Copy every line of the records below word for word, leaving out the pictures.

═════ Exercise materials

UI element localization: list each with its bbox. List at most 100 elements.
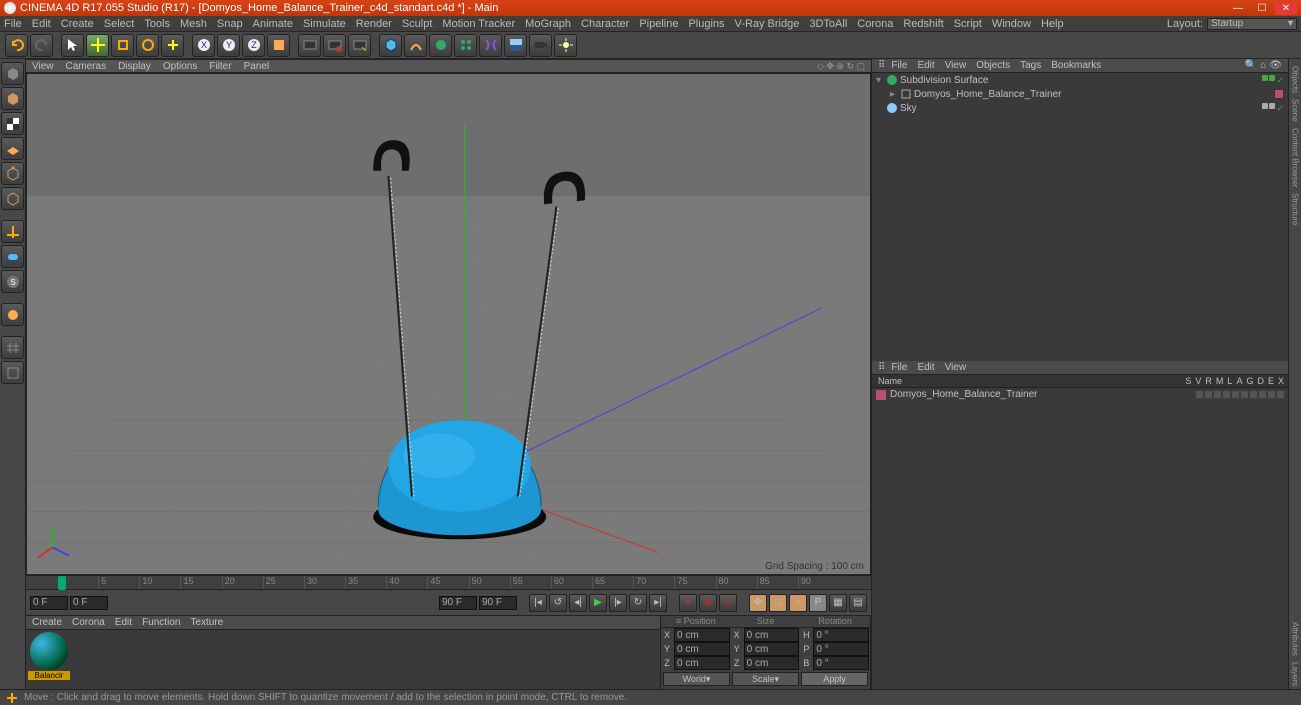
menu-snap[interactable]: Snap <box>217 18 243 30</box>
mat-menu-create[interactable]: Create <box>32 617 62 628</box>
primitive-cube[interactable] <box>379 34 402 57</box>
vp-menu-display[interactable]: Display <box>118 61 151 72</box>
menu-corona[interactable]: Corona <box>857 18 893 30</box>
snap-grid[interactable] <box>1 361 24 384</box>
maximize-button[interactable]: ☐ <box>1251 2 1273 15</box>
keyopts[interactable]: ◎ <box>719 594 737 612</box>
layer-color-swatch[interactable] <box>876 390 886 400</box>
y-axis-lock[interactable]: Y <box>217 34 240 57</box>
layers-menu-edit[interactable]: Edit <box>917 362 934 373</box>
menu-vray[interactable]: V-Ray Bridge <box>735 18 800 30</box>
menu-pipeline[interactable]: Pipeline <box>639 18 678 30</box>
object-manager-tree[interactable]: ▾ Subdivision Surface ✓ ▸ Domyos_Home_Ba… <box>872 73 1288 361</box>
object-name[interactable]: Domyos_Home_Balance_Trainer <box>914 89 1061 100</box>
key-rot[interactable]: ○ <box>789 594 807 612</box>
object-name[interactable]: Subdivision Surface <box>900 75 988 86</box>
pos-y[interactable]: 0 cm <box>674 642 730 656</box>
menu-render[interactable]: Render <box>356 18 392 30</box>
viewport[interactable]: Perspective <box>26 73 871 575</box>
texture-mode[interactable] <box>1 112 24 135</box>
goto-start[interactable]: |◂ <box>529 594 547 612</box>
key-scale[interactable]: □ <box>769 594 787 612</box>
tab-structure[interactable]: Structure <box>1291 193 1300 225</box>
apply-button[interactable]: Apply <box>801 672 868 686</box>
render-view[interactable] <box>298 34 321 57</box>
om-menu-file[interactable]: File <box>891 60 907 71</box>
play[interactable]: ▶ <box>589 594 607 612</box>
menu-mesh[interactable]: Mesh <box>180 18 207 30</box>
layer-row[interactable]: Domyos_Home_Balance_Trainer <box>872 388 1288 402</box>
mat-menu-edit[interactable]: Edit <box>115 617 132 628</box>
layer-name[interactable]: Domyos_Home_Balance_Trainer <box>890 389 1037 400</box>
tab-content[interactable]: Content Browser <box>1291 128 1300 188</box>
expand-toggle[interactable]: ▾ <box>876 75 886 86</box>
timeline-playhead[interactable] <box>58 576 66 590</box>
mat-menu-function[interactable]: Function <box>142 617 180 628</box>
menu-file[interactable]: File <box>4 18 22 30</box>
layer-tag[interactable] <box>1274 89 1284 99</box>
menu-motiontracker[interactable]: Motion Tracker <box>442 18 515 30</box>
generator-array[interactable] <box>454 34 477 57</box>
grip-icon[interactable]: ⠿ <box>878 60 885 71</box>
menu-sculpt[interactable]: Sculpt <box>402 18 433 30</box>
material-item[interactable]: Balancir <box>28 632 70 680</box>
grip-icon[interactable]: Size <box>731 616 801 627</box>
undo-button[interactable] <box>5 34 28 57</box>
select-tool[interactable] <box>61 34 84 57</box>
menu-create[interactable]: Create <box>61 18 94 30</box>
key-pla[interactable]: ▦ <box>829 594 847 612</box>
layers-menu-file[interactable]: File <box>891 362 907 373</box>
menu-select[interactable]: Select <box>104 18 135 30</box>
menu-mograph[interactable]: MoGraph <box>525 18 571 30</box>
tab-scene[interactable]: Scene <box>1291 99 1300 122</box>
tab-layers[interactable]: Layers <box>1291 662 1300 686</box>
z-axis-lock[interactable]: Z <box>242 34 265 57</box>
rot-b[interactable]: 0 ° <box>813 656 869 670</box>
move-tool[interactable] <box>86 34 109 57</box>
axis-mode[interactable] <box>1 220 24 243</box>
search-icon[interactable]: 🔍 <box>1245 60 1257 71</box>
light[interactable] <box>554 34 577 57</box>
menu-character[interactable]: Character <box>581 18 629 30</box>
tab-objects[interactable]: Objects <box>1291 66 1300 93</box>
object-row[interactable]: ▸ Domyos_Home_Balance_Trainer <box>872 87 1288 101</box>
frame-start-field[interactable]: 0 F <box>30 596 68 610</box>
step-back[interactable]: ◂| <box>569 594 587 612</box>
menu-tools[interactable]: Tools <box>144 18 170 30</box>
rotate-tool[interactable] <box>136 34 159 57</box>
autokey[interactable]: ◉ <box>699 594 717 612</box>
menu-redshift[interactable]: Redshift <box>903 18 943 30</box>
frame-current-field[interactable]: 0 F <box>70 596 108 610</box>
menu-3dtoall[interactable]: 3DToAll <box>809 18 847 30</box>
render-pv[interactable] <box>323 34 346 57</box>
vp-menu-options[interactable]: Options <box>163 61 197 72</box>
close-button[interactable]: ✕ <box>1275 2 1297 15</box>
x-axis-lock[interactable]: X <box>192 34 215 57</box>
grip-icon[interactable]: Rotation <box>800 616 870 627</box>
menu-script[interactable]: Script <box>954 18 982 30</box>
key-pos[interactable]: ✥ <box>749 594 767 612</box>
om-menu-view[interactable]: View <box>945 60 967 71</box>
om-menu-edit[interactable]: Edit <box>917 60 934 71</box>
model-mode[interactable] <box>1 87 24 110</box>
vp-menu-filter[interactable]: Filter <box>209 61 231 72</box>
goto-end[interactable]: ▸| <box>649 594 667 612</box>
om-menu-objects[interactable]: Objects <box>976 60 1010 71</box>
pos-z[interactable]: 0 cm <box>674 656 730 670</box>
mat-menu-corona[interactable]: Corona <box>72 617 105 628</box>
scale-mode-dropdown[interactable]: Scale ▾ <box>732 672 799 686</box>
size-y[interactable]: 0 cm <box>744 642 800 656</box>
soft-select[interactable] <box>1 303 24 326</box>
render-settings[interactable] <box>348 34 371 57</box>
minimize-button[interactable]: — <box>1227 2 1249 15</box>
coord-mode-dropdown[interactable]: World ▾ <box>663 672 730 686</box>
spline-pen[interactable] <box>404 34 427 57</box>
record[interactable]: ● <box>679 594 697 612</box>
expand-toggle[interactable]: ▸ <box>890 89 900 100</box>
scale-tool[interactable] <box>111 34 134 57</box>
menu-edit[interactable]: Edit <box>32 18 51 30</box>
key-param[interactable]: P <box>809 594 827 612</box>
goto-prevkey[interactable]: ↺ <box>549 594 567 612</box>
step-fwd[interactable]: |▸ <box>609 594 627 612</box>
layers-menu-view[interactable]: View <box>945 362 967 373</box>
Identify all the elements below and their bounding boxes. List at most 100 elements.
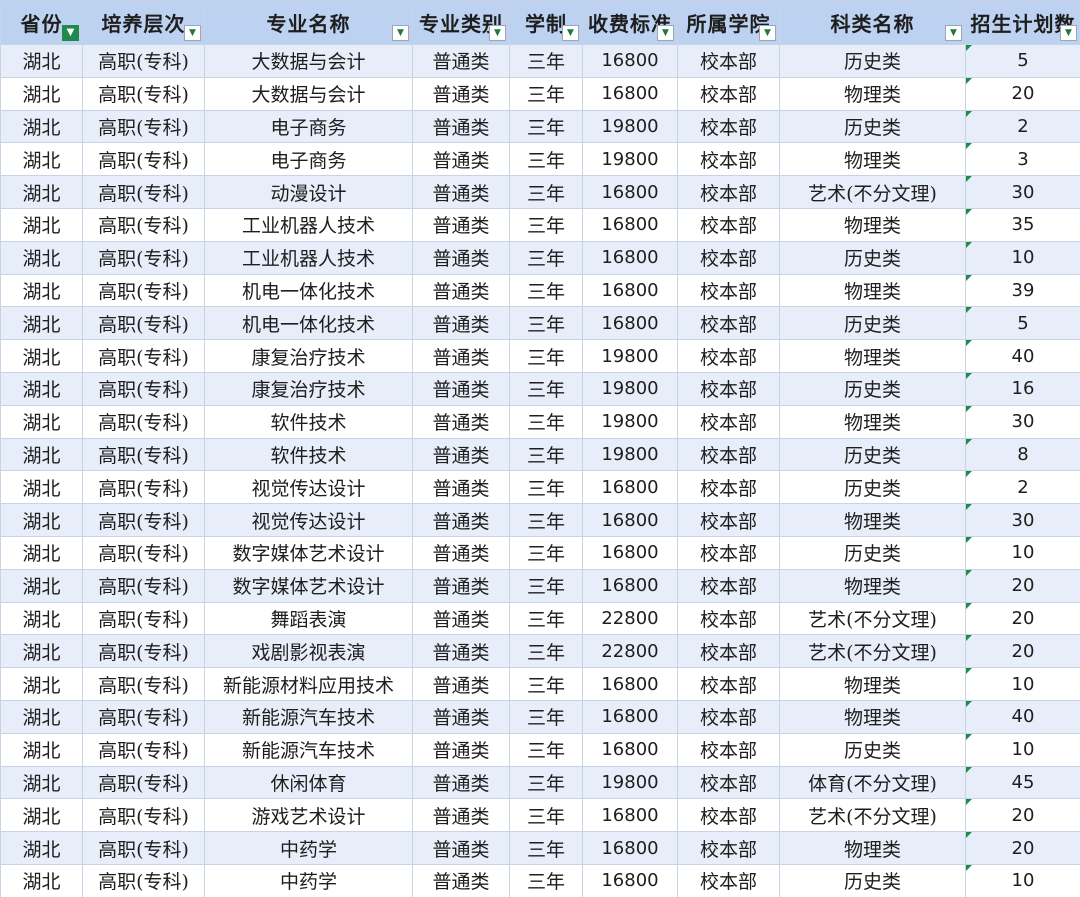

══════════

Answer to the problem:
UI element localization: list each with its bbox. List at most 100 elements.
menu-snap[interactable]: Snap <box>217 18 243 30</box>
mat-menu-create[interactable]: Create <box>32 617 62 628</box>
primitive-cube[interactable] <box>379 34 402 57</box>
vp-menu-display[interactable]: Display <box>118 61 151 72</box>
menu-corona[interactable]: Corona <box>857 18 893 30</box>
snap-grid[interactable] <box>1 361 24 384</box>
maximize-button[interactable]: ☐ <box>1251 2 1273 15</box>
keyopts[interactable]: ◎ <box>719 594 737 612</box>
layer-color-swatch[interactable] <box>876 390 886 400</box>
y-axis-lock[interactable]: Y <box>217 34 240 57</box>
layers-menu-edit[interactable]: Edit <box>917 362 934 373</box>
menu-vray[interactable]: V-Ray Bridge <box>735 18 800 30</box>
menu-pipeline[interactable]: Pipeline <box>639 18 678 30</box>
object-manager-tree[interactable]: ▾ Subdivision Surface ✓ ▸ Domyos_Home_Ba… <box>872 73 1288 361</box>
object-name[interactable]: Domyos_Home_Balance_Trainer <box>914 89 1061 100</box>
key-rot[interactable]: ○ <box>789 594 807 612</box>
object-name[interactable]: Subdivision Surface <box>900 75 988 86</box>
pos-y[interactable]: 0 cm <box>674 642 730 656</box>
menu-render[interactable]: Render <box>356 18 392 30</box>
viewport[interactable]: Perspective <box>26 73 871 575</box>
texture-mode[interactable] <box>1 112 24 135</box>
goto-start[interactable]: |◂ <box>529 594 547 612</box>
key-scale[interactable]: □ <box>769 594 787 612</box>
tab-structure[interactable]: Structure <box>1291 193 1300 225</box>
apply-button[interactable]: Apply <box>801 672 868 686</box>
render-view[interactable] <box>298 34 321 57</box>
om-menu-file[interactable]: File <box>891 60 907 71</box>
play[interactable]: ▶ <box>589 594 607 612</box>
menu-mesh[interactable]: Mesh <box>180 18 207 30</box>
layer-row[interactable]: Domyos_Home_Balance_Trainer <box>872 388 1288 402</box>
mat-menu-edit[interactable]: Edit <box>115 617 132 628</box>
layer-name[interactable]: Domyos_Home_Balance_Trainer <box>890 389 1037 400</box>
tab-content[interactable]: Content Browser <box>1291 128 1300 188</box>
expand-toggle[interactable]: ▾ <box>876 75 886 86</box>
timeline-playhead[interactable] <box>58 576 66 590</box>
mat-menu-function[interactable]: Function <box>142 617 180 628</box>
menu-file[interactable]: File <box>4 18 22 30</box>
layer-tag[interactable] <box>1274 89 1284 99</box>
menu-motiontracker[interactable]: Motion Tracker <box>442 18 515 30</box>
generator-array[interactable] <box>454 34 477 57</box>
grip-icon[interactable]: ⠿ <box>878 60 885 71</box>
menu-sculpt[interactable]: Sculpt <box>402 18 433 30</box>
material-item[interactable]: Balancir <box>28 632 70 680</box>
grip-icon[interactable]: Size <box>731 616 801 627</box>
undo-button[interactable] <box>5 34 28 57</box>
select-tool[interactable] <box>61 34 84 57</box>
menu-create[interactable]: Create <box>61 18 94 30</box>
key-pla[interactable]: ▦ <box>829 594 847 612</box>
layers-menu-file[interactable]: File <box>891 362 907 373</box>
menu-select[interactable]: Select <box>104 18 135 30</box>
menu-mograph[interactable]: MoGraph <box>525 18 571 30</box>
tab-scene[interactable]: Scene <box>1291 99 1300 122</box>
tab-layers[interactable]: Layers <box>1291 662 1300 686</box>
z-axis-lock[interactable]: Z <box>242 34 265 57</box>
rot-b[interactable]: 0 ° <box>813 656 869 670</box>
move-tool[interactable] <box>86 34 109 57</box>
axis-mode[interactable] <box>1 220 24 243</box>
search-icon[interactable]: 🔍 <box>1245 60 1257 71</box>
light[interactable] <box>554 34 577 57</box>
menu-character[interactable]: Character <box>581 18 629 30</box>
tab-objects[interactable]: Objects <box>1291 66 1300 93</box>
object-row[interactable]: ▸ Domyos_Home_Balance_Trainer <box>872 87 1288 101</box>
frame-start-field[interactable]: 0 F <box>30 596 68 610</box>
step-back[interactable]: ◂| <box>569 594 587 612</box>
menu-tools[interactable]: Tools <box>144 18 170 30</box>
rotate-tool[interactable] <box>136 34 159 57</box>
autokey[interactable]: ◉ <box>699 594 717 612</box>
menu-redshift[interactable]: Redshift <box>903 18 943 30</box>
frame-current-field[interactable]: 0 F <box>70 596 108 610</box>
menu-3dtoall[interactable]: 3DToAll <box>809 18 847 30</box>
render-pv[interactable] <box>323 34 346 57</box>
vp-menu-options[interactable]: Options <box>163 61 197 72</box>
close-button[interactable]: ✕ <box>1275 2 1297 15</box>
x-axis-lock[interactable]: X <box>192 34 215 57</box>
grip-icon[interactable]: Rotation <box>800 616 870 627</box>
menu-script[interactable]: Script <box>954 18 982 30</box>
key-pos[interactable]: ✥ <box>749 594 767 612</box>
om-menu-view[interactable]: View <box>945 60 967 71</box>
om-menu-edit[interactable]: Edit <box>917 60 934 71</box>
model-mode[interactable] <box>1 87 24 110</box>
vp-menu-filter[interactable]: Filter <box>209 61 231 72</box>
goto-end[interactable]: ▸| <box>649 594 667 612</box>
om-menu-objects[interactable]: Objects <box>976 60 1010 71</box>
pos-z[interactable]: 0 cm <box>674 656 730 670</box>
mat-menu-corona[interactable]: Corona <box>72 617 105 628</box>
scale-mode-dropdown[interactable]: Scale ▾ <box>732 672 799 686</box>
size-y[interactable]: 0 cm <box>744 642 800 656</box>
soft-select[interactable] <box>1 303 24 326</box>
render-settings[interactable] <box>348 34 371 57</box>
minimize-button[interactable]: — <box>1227 2 1249 15</box>
coord-mode-dropdown[interactable]: World ▾ <box>663 672 730 686</box>
spline-pen[interactable] <box>404 34 427 57</box>
record[interactable]: ● <box>679 594 697 612</box>
expand-toggle[interactable]: ▸ <box>890 89 900 100</box>
scale-tool[interactable] <box>111 34 134 57</box>
menu-edit[interactable]: Edit <box>32 18 51 30</box>
key-param[interactable]: P <box>809 594 827 612</box>
goto-prevkey[interactable]: ↺ <box>549 594 567 612</box>
step-fwd[interactable]: |▸ <box>609 594 627 612</box>
layers-menu-view[interactable]: View <box>945 362 967 373</box>
Identify all the elements below and their bounding boxes. List at most 100 elements.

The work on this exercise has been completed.